:: Aim ::
Report only how many lines hold the word "Meißner".

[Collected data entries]
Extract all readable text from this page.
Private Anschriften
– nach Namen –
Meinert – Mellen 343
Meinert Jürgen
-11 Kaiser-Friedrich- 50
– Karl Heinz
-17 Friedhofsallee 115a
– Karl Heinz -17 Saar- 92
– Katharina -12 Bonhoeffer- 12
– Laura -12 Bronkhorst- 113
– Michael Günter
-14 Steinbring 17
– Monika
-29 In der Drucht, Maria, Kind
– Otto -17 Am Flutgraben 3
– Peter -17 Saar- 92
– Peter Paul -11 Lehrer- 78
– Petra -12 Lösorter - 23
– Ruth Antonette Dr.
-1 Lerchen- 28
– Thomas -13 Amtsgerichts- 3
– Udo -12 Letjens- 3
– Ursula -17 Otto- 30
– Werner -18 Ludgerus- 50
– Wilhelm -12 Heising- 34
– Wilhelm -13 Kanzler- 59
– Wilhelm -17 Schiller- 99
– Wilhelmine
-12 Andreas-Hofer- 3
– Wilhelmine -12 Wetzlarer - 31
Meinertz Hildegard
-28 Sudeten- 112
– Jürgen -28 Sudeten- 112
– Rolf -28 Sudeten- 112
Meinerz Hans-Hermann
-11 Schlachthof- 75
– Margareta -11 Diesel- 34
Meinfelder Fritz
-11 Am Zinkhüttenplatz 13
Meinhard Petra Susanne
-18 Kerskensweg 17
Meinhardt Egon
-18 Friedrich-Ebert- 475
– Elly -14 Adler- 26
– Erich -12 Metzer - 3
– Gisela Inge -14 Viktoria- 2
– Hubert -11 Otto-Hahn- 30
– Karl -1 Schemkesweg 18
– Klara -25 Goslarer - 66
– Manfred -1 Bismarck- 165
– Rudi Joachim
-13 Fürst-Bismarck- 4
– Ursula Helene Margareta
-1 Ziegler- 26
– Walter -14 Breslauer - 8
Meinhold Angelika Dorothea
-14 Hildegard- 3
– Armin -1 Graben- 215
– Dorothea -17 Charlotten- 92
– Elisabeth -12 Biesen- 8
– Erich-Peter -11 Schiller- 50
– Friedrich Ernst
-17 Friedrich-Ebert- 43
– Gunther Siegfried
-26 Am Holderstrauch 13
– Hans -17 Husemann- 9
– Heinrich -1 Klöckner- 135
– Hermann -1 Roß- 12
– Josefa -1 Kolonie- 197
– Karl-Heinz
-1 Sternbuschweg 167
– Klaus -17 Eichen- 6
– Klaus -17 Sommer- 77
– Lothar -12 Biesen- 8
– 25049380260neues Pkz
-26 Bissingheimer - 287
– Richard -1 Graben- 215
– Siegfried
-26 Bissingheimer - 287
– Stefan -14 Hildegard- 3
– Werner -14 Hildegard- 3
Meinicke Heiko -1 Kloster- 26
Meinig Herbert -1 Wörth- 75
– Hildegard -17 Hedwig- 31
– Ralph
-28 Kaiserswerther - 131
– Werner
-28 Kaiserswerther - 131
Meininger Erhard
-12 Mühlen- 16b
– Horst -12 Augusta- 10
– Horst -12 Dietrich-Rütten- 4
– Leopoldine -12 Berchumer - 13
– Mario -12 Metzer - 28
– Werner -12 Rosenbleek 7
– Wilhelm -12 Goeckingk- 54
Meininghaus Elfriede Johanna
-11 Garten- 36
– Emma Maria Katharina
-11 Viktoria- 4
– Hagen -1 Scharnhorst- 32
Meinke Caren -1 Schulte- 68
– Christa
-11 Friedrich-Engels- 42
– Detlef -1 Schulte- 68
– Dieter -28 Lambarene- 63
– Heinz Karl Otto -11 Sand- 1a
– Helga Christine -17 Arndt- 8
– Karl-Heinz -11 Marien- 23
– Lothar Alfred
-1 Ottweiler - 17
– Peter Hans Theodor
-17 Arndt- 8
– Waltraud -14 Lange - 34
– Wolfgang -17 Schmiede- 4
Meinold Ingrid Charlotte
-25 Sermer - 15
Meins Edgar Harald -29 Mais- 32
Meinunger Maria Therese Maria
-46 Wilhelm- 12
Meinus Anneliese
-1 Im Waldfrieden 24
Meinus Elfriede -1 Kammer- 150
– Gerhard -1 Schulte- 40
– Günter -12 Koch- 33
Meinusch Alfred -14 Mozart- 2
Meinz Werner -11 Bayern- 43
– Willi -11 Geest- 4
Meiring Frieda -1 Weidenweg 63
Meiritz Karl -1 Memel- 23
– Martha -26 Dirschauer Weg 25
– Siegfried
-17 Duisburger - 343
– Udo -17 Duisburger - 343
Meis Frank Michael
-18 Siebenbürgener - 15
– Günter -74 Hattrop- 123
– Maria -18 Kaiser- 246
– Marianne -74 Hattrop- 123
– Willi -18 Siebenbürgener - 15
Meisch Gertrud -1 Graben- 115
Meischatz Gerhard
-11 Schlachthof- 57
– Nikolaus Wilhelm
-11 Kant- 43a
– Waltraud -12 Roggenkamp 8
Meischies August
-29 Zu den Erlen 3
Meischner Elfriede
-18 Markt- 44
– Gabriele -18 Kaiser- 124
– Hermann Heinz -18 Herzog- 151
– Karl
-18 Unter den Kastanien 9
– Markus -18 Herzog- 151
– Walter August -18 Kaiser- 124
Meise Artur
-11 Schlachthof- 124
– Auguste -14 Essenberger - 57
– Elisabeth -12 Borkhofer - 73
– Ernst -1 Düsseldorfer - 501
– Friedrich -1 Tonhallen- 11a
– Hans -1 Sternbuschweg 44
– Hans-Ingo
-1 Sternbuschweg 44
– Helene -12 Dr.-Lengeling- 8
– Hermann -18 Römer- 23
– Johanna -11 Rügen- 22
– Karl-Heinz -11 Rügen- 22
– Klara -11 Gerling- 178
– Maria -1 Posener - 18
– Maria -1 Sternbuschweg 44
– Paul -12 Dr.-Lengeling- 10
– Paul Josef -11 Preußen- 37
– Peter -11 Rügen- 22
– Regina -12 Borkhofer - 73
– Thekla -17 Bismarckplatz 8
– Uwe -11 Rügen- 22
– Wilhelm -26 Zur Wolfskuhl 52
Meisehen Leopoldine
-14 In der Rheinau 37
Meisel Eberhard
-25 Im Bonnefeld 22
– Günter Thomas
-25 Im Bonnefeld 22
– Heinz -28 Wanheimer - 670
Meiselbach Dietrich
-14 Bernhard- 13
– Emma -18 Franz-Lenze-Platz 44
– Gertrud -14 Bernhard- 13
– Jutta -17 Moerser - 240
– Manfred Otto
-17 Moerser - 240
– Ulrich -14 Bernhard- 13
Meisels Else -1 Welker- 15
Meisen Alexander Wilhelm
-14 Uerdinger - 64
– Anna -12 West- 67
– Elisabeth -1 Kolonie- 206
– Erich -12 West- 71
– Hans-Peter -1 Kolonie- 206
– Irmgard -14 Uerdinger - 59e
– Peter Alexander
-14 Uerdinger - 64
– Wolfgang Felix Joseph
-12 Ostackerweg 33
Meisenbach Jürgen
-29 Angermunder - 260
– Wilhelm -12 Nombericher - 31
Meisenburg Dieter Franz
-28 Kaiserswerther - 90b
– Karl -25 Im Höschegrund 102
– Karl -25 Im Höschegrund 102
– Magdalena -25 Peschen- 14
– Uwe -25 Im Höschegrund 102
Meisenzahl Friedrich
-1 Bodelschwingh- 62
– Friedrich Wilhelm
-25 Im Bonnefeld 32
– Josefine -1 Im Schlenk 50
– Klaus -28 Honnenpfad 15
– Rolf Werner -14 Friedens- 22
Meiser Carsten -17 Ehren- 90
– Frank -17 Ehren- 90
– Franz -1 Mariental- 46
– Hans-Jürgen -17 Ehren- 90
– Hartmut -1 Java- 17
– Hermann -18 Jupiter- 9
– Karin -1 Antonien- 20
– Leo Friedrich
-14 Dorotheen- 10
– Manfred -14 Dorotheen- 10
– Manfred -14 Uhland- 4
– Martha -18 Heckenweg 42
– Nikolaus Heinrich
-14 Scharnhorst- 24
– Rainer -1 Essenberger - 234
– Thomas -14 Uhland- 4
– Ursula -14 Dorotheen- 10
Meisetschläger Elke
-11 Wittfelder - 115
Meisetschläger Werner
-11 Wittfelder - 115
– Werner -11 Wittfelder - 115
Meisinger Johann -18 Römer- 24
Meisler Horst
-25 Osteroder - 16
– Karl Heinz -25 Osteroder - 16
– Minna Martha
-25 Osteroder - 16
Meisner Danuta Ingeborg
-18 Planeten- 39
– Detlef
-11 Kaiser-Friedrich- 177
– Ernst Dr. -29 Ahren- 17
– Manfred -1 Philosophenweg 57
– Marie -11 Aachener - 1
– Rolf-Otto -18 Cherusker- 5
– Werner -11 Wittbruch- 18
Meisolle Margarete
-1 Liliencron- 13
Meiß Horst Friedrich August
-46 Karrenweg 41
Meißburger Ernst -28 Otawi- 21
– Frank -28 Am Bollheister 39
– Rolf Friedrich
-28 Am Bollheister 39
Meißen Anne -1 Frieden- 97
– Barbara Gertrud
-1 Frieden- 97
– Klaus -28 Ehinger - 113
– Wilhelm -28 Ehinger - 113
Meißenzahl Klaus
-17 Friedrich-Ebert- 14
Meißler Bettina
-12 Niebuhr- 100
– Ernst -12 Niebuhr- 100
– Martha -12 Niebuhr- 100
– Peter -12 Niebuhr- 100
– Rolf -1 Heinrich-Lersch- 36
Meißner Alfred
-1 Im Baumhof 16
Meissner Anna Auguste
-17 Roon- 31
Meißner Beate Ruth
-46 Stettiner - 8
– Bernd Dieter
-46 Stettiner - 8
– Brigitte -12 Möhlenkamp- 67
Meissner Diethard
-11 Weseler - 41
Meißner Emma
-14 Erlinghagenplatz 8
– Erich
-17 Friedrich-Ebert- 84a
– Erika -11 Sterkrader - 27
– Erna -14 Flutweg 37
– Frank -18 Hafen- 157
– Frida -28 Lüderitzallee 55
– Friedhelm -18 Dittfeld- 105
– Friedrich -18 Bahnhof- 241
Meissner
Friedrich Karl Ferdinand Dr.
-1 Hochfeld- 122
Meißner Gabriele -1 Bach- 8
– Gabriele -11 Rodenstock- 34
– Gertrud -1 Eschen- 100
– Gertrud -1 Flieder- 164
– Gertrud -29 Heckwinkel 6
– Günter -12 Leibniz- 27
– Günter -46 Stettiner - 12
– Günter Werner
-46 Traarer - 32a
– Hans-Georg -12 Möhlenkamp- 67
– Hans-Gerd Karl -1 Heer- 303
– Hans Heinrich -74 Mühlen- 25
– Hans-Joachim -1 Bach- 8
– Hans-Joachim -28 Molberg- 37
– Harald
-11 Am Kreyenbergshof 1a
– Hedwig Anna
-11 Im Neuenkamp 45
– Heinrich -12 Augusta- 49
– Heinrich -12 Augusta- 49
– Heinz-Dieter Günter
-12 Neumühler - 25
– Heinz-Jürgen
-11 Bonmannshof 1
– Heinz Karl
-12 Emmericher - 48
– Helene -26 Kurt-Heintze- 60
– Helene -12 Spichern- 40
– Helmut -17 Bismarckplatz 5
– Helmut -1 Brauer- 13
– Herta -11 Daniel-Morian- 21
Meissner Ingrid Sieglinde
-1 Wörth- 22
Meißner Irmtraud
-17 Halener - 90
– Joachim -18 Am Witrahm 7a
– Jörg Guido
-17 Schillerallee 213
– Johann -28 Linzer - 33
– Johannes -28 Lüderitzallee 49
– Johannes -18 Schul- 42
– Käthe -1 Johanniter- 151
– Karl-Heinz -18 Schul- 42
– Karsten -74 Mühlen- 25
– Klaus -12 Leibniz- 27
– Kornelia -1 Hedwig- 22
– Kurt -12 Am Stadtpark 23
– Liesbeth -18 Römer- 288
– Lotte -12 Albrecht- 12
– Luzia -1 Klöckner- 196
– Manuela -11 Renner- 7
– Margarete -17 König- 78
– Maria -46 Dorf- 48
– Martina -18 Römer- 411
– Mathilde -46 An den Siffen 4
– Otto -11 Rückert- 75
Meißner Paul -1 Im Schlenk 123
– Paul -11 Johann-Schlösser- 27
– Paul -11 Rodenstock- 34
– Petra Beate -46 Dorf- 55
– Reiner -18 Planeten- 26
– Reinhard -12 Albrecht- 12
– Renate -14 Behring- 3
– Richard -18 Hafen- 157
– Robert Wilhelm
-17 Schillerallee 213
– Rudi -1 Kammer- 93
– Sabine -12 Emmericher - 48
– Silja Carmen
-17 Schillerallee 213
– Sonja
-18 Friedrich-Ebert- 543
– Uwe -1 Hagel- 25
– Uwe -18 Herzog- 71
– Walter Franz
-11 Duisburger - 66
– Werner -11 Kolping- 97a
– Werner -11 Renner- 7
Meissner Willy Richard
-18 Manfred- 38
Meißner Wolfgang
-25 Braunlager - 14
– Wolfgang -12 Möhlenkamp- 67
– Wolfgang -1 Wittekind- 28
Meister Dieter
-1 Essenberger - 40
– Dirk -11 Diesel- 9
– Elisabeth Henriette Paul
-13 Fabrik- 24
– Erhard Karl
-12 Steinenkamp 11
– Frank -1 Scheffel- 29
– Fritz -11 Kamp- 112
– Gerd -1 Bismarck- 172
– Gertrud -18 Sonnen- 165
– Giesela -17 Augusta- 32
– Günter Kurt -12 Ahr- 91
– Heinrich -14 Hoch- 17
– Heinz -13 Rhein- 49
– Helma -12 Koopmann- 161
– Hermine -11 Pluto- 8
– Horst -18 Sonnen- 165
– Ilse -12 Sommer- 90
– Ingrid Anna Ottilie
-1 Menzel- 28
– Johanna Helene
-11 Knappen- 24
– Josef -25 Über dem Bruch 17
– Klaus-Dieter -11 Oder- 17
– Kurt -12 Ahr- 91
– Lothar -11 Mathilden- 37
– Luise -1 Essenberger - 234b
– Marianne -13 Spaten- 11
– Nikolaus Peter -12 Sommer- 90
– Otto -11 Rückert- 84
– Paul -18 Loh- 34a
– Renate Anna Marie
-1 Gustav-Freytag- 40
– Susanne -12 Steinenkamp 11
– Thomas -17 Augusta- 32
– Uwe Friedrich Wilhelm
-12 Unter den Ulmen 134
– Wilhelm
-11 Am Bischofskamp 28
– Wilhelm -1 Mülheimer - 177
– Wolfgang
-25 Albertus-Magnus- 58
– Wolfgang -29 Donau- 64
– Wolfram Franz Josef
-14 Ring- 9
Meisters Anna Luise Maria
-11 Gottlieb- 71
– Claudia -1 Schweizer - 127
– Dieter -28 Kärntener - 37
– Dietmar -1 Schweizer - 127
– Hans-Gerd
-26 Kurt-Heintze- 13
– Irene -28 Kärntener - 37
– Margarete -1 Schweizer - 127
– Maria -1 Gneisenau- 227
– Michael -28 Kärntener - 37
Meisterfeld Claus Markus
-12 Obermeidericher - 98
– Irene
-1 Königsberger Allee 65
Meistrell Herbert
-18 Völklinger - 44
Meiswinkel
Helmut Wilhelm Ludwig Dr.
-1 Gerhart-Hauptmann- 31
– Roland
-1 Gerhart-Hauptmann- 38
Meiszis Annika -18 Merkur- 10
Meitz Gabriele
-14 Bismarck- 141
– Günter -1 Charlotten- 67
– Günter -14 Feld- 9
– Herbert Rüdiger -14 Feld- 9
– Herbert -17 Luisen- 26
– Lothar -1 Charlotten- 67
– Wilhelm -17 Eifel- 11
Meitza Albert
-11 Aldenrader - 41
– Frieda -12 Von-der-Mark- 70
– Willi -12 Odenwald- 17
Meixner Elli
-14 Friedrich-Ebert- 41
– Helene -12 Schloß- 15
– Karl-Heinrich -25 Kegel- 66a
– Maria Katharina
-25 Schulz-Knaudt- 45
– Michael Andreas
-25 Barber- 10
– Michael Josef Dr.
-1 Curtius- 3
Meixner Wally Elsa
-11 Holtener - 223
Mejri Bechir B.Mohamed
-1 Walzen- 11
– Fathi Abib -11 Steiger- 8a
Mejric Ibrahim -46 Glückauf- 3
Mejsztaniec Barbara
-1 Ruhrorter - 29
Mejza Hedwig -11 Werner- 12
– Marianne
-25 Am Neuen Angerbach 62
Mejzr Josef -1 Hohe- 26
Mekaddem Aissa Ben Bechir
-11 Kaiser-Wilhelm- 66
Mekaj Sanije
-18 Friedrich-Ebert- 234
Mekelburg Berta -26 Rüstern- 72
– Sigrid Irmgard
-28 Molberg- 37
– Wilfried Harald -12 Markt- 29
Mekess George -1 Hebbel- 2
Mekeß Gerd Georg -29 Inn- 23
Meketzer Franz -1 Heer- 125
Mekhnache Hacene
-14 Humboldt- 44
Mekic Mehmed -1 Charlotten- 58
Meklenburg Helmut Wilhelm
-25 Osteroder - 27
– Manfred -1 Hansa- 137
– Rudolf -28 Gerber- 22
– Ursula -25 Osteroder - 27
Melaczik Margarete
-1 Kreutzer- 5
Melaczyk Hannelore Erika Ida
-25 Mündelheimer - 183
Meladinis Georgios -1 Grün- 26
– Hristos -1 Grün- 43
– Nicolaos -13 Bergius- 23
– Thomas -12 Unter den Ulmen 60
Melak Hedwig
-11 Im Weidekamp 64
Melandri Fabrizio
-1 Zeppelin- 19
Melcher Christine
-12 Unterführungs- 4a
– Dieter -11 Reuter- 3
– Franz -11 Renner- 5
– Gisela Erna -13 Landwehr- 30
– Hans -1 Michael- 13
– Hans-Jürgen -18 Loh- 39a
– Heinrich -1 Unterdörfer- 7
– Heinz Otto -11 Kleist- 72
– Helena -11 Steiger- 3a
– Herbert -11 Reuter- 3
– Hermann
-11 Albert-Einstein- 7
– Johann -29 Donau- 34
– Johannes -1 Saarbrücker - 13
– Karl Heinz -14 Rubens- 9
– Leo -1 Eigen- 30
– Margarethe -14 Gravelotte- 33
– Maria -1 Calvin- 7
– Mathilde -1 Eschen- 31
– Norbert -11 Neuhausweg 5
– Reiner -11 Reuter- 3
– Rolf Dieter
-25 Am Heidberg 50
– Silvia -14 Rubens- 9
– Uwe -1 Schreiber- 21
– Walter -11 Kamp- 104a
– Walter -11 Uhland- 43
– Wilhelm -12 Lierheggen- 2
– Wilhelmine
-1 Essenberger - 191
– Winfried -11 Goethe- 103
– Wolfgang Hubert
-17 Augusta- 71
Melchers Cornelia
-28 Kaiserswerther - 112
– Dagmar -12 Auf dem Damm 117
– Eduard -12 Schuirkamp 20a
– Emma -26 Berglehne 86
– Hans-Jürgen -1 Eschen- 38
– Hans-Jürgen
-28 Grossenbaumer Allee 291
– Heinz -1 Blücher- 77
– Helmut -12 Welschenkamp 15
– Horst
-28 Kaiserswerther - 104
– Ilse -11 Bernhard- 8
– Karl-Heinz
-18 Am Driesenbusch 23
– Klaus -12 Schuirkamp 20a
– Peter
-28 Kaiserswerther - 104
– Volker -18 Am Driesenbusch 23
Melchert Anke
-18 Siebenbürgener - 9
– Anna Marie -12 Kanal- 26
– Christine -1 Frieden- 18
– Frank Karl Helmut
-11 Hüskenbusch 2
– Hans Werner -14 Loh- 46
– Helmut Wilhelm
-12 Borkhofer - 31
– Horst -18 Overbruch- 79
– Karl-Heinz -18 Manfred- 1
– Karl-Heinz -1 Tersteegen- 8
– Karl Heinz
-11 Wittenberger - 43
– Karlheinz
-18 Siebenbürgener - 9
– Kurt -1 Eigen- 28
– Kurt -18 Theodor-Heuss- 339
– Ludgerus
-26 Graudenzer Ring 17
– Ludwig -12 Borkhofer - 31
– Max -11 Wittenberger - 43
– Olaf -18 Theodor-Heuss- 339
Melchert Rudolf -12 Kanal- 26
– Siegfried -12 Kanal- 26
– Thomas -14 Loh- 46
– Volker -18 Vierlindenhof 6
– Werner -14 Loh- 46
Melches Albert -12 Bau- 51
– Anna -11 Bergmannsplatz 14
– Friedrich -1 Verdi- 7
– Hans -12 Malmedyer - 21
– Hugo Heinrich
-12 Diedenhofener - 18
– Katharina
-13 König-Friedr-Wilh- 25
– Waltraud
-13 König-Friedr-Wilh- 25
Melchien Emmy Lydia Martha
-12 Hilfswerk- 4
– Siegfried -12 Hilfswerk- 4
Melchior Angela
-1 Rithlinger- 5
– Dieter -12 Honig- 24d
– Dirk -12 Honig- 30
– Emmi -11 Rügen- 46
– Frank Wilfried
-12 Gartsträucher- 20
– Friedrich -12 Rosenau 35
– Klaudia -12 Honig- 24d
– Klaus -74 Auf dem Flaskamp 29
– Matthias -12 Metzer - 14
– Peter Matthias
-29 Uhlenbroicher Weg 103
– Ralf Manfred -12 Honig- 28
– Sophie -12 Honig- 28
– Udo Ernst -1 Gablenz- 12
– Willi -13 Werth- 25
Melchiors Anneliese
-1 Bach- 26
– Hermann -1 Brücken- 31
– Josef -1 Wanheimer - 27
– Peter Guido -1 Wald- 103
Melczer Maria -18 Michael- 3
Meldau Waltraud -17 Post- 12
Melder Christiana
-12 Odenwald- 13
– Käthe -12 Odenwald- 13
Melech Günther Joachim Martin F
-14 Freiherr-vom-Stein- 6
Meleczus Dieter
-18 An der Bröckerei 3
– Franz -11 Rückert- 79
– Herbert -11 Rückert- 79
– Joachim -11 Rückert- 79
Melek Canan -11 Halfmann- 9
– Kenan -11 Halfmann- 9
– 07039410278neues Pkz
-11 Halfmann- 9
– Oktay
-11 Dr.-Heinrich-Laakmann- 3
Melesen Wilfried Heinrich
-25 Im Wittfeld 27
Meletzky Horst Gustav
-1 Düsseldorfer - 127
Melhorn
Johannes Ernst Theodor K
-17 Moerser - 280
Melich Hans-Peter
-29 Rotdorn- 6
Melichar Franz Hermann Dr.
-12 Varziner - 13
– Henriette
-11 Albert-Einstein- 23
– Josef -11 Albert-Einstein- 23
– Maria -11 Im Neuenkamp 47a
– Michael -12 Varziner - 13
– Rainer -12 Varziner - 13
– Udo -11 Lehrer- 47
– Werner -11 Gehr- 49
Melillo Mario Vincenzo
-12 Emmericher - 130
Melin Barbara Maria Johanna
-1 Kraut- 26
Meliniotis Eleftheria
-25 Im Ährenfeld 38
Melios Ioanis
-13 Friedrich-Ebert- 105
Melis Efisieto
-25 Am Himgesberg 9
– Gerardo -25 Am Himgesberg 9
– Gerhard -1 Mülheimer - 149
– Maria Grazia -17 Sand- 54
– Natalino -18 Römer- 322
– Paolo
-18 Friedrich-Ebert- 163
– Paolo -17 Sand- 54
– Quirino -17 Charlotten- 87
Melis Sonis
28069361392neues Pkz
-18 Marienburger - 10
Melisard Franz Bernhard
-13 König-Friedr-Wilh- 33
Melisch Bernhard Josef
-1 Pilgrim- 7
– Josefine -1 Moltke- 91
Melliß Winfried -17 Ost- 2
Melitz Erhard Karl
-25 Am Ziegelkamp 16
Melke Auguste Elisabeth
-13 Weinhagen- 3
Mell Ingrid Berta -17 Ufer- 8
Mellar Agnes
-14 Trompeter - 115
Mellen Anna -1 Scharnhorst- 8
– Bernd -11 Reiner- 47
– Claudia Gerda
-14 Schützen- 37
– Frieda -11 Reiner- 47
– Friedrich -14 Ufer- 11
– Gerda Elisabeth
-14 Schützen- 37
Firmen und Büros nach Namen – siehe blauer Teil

:: Solution below ::
7